Exercise objective: Every line containing the word "smoothing" needs to be found and copied.

Material provided:
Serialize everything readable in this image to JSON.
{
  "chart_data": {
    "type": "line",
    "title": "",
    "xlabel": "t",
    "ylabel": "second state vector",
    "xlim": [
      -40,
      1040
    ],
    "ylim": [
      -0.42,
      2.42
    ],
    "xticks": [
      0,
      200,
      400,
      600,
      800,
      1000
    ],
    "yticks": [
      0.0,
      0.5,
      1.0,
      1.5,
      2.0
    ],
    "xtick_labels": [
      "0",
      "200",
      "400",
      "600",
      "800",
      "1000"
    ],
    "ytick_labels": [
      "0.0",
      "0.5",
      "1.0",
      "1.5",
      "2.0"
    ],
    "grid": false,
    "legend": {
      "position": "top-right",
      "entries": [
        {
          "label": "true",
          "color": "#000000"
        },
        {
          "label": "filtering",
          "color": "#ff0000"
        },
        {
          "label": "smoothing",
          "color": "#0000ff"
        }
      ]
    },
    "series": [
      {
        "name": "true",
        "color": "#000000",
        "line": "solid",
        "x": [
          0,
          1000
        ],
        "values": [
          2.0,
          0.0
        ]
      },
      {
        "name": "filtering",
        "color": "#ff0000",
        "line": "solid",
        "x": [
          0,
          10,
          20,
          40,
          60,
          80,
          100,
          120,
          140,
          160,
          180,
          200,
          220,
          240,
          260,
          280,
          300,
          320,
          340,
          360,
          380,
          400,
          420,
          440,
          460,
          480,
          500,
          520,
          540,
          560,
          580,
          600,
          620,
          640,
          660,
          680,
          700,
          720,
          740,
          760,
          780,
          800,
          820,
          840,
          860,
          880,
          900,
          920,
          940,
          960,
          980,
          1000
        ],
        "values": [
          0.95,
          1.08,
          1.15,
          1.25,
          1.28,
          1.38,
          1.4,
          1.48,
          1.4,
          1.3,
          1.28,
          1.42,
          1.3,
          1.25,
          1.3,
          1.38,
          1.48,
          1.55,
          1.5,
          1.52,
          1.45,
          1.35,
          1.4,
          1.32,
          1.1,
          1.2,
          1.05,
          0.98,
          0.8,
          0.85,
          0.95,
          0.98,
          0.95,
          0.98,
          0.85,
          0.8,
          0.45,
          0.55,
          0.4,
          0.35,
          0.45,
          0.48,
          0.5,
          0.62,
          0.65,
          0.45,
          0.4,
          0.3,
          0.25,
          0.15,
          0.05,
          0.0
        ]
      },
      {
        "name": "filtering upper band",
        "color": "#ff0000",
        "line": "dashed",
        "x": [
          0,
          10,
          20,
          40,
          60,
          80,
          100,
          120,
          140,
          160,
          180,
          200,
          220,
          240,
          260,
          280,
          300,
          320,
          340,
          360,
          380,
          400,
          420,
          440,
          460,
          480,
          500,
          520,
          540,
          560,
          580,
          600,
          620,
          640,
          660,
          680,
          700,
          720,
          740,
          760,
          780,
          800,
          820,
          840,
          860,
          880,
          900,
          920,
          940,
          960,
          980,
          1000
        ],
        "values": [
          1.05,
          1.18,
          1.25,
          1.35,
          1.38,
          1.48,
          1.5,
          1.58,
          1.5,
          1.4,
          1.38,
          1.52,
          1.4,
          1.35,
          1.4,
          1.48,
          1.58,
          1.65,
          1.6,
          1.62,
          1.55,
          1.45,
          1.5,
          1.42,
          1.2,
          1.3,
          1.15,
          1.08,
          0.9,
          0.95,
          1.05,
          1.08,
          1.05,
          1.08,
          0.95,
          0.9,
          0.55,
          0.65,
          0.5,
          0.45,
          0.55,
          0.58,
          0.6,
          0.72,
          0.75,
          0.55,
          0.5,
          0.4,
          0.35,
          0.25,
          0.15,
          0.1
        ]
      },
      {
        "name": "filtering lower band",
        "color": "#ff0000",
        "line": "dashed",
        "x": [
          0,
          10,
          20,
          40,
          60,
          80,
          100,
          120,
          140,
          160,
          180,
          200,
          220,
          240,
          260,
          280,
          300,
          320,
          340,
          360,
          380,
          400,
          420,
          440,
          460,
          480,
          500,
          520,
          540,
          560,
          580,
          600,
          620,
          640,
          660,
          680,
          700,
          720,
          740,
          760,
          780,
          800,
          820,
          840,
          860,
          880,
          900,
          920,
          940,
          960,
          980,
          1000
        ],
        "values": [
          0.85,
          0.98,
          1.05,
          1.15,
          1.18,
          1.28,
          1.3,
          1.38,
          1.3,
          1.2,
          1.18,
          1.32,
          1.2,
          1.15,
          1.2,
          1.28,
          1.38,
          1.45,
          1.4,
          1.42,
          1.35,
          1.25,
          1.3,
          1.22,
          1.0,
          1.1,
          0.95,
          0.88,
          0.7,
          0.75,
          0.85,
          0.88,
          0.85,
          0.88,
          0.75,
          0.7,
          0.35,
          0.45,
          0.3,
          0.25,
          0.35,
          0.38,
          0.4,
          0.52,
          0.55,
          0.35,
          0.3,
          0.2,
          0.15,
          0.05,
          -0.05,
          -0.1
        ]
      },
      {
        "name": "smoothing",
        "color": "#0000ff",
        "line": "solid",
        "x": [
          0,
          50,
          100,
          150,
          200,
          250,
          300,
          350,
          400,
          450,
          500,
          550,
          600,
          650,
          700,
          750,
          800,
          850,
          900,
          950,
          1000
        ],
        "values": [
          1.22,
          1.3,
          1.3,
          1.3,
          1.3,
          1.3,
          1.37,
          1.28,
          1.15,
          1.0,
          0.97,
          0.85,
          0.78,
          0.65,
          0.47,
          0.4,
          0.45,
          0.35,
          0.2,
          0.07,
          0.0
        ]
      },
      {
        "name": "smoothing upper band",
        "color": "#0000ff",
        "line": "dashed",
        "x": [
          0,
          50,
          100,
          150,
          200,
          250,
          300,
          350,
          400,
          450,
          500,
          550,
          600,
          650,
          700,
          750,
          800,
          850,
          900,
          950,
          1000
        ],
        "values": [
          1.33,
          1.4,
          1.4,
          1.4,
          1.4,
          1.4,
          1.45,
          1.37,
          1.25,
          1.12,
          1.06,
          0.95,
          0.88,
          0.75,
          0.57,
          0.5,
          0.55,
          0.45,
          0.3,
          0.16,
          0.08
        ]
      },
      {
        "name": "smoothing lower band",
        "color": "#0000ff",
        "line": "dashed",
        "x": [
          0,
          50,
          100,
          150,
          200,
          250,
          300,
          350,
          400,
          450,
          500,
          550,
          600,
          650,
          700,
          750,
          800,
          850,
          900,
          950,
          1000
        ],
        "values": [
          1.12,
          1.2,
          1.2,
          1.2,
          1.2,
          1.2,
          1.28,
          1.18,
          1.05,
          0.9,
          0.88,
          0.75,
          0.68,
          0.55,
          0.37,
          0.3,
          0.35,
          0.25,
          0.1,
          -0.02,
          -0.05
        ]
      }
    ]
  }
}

Solution for this problem:
          "label": "smoothing",
        "name": "smoothing",
        "name": "smoothing upper band",
        "name": "smoothing lower band",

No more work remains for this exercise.